- **SHORT TASK**: Show all lines from the listing below that contain "header".

══ INFORMATION SHOWN

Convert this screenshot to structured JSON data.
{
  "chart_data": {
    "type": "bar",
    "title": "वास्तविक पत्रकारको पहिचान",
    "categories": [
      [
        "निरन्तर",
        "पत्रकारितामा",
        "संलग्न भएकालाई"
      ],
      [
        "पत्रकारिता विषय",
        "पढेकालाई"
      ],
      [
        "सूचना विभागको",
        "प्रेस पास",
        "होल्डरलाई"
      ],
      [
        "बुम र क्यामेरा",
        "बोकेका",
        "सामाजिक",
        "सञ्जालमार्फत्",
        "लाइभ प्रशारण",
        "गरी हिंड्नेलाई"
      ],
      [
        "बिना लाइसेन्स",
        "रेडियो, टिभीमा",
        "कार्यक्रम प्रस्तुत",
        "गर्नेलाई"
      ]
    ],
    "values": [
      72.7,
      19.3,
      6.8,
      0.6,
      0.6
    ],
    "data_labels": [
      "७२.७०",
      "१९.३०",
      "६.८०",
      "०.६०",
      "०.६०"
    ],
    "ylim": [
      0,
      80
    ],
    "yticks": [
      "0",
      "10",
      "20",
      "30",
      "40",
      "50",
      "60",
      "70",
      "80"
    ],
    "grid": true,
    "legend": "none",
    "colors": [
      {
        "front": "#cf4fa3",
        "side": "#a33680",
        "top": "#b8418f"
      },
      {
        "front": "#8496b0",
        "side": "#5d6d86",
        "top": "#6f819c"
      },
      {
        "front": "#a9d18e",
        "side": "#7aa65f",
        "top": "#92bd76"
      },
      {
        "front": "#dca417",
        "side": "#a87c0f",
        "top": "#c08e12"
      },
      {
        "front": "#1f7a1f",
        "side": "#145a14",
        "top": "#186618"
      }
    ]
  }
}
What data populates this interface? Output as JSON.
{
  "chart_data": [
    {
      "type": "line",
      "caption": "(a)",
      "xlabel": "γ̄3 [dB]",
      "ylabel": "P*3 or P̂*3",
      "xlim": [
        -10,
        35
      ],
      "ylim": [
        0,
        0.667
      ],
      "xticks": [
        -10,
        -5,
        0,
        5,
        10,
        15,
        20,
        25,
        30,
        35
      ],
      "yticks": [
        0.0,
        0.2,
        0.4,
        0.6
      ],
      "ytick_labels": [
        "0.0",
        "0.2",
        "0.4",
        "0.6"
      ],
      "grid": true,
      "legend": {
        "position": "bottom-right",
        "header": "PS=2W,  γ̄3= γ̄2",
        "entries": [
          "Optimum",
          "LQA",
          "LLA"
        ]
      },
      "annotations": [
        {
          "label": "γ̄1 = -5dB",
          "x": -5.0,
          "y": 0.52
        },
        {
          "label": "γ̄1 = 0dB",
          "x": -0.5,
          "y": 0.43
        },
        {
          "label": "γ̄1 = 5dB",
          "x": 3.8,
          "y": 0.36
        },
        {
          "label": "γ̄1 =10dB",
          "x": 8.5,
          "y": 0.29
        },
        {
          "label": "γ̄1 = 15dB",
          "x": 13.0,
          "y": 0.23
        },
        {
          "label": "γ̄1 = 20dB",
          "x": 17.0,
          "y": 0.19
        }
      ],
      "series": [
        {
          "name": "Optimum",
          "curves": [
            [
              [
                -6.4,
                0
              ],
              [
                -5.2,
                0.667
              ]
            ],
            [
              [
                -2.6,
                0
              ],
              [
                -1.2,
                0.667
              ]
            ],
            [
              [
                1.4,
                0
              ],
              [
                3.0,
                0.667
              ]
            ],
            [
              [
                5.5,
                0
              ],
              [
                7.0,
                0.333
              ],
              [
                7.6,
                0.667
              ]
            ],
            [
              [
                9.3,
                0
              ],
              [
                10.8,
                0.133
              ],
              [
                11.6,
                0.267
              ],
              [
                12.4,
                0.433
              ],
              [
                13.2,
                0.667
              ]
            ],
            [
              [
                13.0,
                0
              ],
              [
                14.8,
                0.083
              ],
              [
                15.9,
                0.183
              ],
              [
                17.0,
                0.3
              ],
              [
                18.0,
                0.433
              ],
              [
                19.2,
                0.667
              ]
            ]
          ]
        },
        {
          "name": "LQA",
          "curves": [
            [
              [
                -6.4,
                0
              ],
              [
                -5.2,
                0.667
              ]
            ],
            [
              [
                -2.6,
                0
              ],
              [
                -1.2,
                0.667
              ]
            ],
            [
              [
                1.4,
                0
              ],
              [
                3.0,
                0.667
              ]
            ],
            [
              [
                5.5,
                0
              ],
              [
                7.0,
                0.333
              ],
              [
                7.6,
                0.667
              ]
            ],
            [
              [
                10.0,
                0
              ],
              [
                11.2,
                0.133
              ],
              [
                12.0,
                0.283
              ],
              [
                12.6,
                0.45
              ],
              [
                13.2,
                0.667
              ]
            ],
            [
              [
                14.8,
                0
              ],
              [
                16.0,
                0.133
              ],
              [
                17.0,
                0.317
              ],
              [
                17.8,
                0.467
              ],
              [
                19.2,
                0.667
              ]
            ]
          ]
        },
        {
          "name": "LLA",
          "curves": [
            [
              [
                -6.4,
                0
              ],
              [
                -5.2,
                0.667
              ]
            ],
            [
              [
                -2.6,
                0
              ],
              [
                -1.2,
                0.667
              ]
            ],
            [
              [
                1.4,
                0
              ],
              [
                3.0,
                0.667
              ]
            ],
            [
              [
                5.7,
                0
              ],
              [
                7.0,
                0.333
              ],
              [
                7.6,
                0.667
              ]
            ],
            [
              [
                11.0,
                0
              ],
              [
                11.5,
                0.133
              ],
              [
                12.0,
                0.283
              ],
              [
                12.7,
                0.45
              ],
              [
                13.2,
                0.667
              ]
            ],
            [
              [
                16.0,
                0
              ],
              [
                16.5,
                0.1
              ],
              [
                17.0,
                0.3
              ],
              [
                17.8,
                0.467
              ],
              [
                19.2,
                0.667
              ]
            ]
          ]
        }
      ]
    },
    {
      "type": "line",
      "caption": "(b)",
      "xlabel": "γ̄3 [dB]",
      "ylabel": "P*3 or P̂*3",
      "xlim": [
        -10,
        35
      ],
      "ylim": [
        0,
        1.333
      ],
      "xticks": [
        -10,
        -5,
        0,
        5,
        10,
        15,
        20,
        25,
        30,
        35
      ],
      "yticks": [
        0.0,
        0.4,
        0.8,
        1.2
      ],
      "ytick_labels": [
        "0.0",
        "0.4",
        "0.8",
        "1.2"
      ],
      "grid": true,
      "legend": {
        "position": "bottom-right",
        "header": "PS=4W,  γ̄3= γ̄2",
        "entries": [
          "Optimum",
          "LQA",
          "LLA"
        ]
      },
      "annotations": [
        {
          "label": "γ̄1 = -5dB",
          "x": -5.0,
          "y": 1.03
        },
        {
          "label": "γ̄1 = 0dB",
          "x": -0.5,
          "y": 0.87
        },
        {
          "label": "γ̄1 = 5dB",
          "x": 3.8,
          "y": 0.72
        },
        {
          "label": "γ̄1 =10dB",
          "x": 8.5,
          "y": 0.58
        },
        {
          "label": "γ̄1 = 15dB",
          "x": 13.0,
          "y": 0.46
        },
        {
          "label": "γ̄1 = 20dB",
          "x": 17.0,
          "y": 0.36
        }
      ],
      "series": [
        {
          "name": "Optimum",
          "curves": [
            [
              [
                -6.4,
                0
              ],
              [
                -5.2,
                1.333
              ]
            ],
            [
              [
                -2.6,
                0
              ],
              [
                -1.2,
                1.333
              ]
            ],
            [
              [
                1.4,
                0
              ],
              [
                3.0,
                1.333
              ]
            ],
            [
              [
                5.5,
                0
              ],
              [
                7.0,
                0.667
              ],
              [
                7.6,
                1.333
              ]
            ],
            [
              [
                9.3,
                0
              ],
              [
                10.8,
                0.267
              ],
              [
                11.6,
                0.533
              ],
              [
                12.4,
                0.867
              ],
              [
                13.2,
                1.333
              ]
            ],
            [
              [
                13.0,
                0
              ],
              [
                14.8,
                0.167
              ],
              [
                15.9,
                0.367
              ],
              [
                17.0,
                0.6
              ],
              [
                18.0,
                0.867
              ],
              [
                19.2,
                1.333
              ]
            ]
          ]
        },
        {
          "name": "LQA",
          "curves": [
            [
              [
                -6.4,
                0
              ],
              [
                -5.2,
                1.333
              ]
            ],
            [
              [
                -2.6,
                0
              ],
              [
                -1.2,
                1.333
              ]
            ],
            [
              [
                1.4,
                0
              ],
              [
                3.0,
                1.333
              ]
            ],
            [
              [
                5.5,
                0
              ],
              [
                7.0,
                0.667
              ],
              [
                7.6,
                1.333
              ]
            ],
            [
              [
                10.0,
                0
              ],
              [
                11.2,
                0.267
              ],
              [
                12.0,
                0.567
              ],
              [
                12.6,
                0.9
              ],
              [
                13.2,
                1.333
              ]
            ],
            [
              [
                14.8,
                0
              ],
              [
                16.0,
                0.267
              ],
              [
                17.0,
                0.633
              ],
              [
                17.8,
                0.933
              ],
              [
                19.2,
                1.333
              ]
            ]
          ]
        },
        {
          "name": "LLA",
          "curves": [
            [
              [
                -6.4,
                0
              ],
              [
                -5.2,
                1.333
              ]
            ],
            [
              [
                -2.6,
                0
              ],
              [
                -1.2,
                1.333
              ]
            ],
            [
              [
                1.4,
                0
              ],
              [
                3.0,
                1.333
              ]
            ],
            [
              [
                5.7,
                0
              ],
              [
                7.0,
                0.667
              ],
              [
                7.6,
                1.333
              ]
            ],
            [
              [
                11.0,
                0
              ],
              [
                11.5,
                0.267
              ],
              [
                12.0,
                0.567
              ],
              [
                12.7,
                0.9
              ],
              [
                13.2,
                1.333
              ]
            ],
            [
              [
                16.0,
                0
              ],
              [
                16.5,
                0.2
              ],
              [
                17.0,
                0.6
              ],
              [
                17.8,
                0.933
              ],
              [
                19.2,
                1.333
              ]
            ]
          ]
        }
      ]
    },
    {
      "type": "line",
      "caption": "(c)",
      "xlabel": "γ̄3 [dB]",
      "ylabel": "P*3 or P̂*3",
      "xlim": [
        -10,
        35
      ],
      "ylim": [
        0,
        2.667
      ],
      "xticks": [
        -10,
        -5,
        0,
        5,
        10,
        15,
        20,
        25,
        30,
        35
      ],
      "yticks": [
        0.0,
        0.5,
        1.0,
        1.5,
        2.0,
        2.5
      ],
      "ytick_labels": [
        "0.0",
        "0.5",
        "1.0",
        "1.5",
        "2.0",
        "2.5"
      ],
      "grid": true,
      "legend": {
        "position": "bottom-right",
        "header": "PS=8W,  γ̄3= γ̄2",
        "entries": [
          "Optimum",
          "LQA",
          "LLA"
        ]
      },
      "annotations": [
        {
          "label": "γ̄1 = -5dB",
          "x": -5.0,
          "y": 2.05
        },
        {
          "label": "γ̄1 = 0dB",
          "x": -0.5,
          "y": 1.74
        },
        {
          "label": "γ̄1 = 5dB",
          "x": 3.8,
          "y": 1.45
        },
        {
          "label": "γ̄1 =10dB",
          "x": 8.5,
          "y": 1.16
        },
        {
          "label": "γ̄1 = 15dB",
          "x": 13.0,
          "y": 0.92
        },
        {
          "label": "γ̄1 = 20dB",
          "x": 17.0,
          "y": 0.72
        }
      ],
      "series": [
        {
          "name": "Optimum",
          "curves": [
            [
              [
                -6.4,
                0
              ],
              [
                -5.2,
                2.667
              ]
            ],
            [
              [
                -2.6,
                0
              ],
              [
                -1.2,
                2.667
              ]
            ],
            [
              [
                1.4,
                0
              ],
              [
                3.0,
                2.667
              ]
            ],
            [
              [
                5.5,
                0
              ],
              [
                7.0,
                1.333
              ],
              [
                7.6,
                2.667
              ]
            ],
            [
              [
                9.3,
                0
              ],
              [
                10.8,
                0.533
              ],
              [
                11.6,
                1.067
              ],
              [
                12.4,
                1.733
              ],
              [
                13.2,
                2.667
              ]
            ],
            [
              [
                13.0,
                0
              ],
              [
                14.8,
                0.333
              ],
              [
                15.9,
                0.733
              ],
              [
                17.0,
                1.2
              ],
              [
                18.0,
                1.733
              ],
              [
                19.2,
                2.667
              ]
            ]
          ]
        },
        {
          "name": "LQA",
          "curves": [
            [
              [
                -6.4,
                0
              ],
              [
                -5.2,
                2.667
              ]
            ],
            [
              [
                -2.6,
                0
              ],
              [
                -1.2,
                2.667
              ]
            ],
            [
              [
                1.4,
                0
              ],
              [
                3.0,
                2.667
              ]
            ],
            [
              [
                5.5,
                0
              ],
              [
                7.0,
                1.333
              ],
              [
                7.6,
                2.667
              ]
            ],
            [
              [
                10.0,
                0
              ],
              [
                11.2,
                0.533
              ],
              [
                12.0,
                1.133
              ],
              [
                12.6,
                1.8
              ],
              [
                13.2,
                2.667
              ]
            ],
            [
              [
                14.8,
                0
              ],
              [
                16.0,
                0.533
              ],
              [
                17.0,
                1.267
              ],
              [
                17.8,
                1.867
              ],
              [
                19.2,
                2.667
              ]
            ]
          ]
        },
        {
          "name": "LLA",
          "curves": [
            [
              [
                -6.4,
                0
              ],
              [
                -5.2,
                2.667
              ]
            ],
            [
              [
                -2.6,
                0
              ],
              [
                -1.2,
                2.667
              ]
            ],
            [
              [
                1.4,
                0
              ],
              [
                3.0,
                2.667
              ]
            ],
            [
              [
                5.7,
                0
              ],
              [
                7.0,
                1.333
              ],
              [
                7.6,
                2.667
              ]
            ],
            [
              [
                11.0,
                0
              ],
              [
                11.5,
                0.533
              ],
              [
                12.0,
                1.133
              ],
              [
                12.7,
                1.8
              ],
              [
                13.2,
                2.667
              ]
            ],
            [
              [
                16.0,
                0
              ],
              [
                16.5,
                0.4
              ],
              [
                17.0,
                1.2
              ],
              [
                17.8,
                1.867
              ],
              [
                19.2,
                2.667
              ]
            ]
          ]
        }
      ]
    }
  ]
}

════

- **ANSWER TO THE TASK**:
        "header": "PS=2W,  γ̄3= γ̄2",
        "header": "PS=4W,  γ̄3= γ̄2",
        "header": "PS=8W,  γ̄3= γ̄2",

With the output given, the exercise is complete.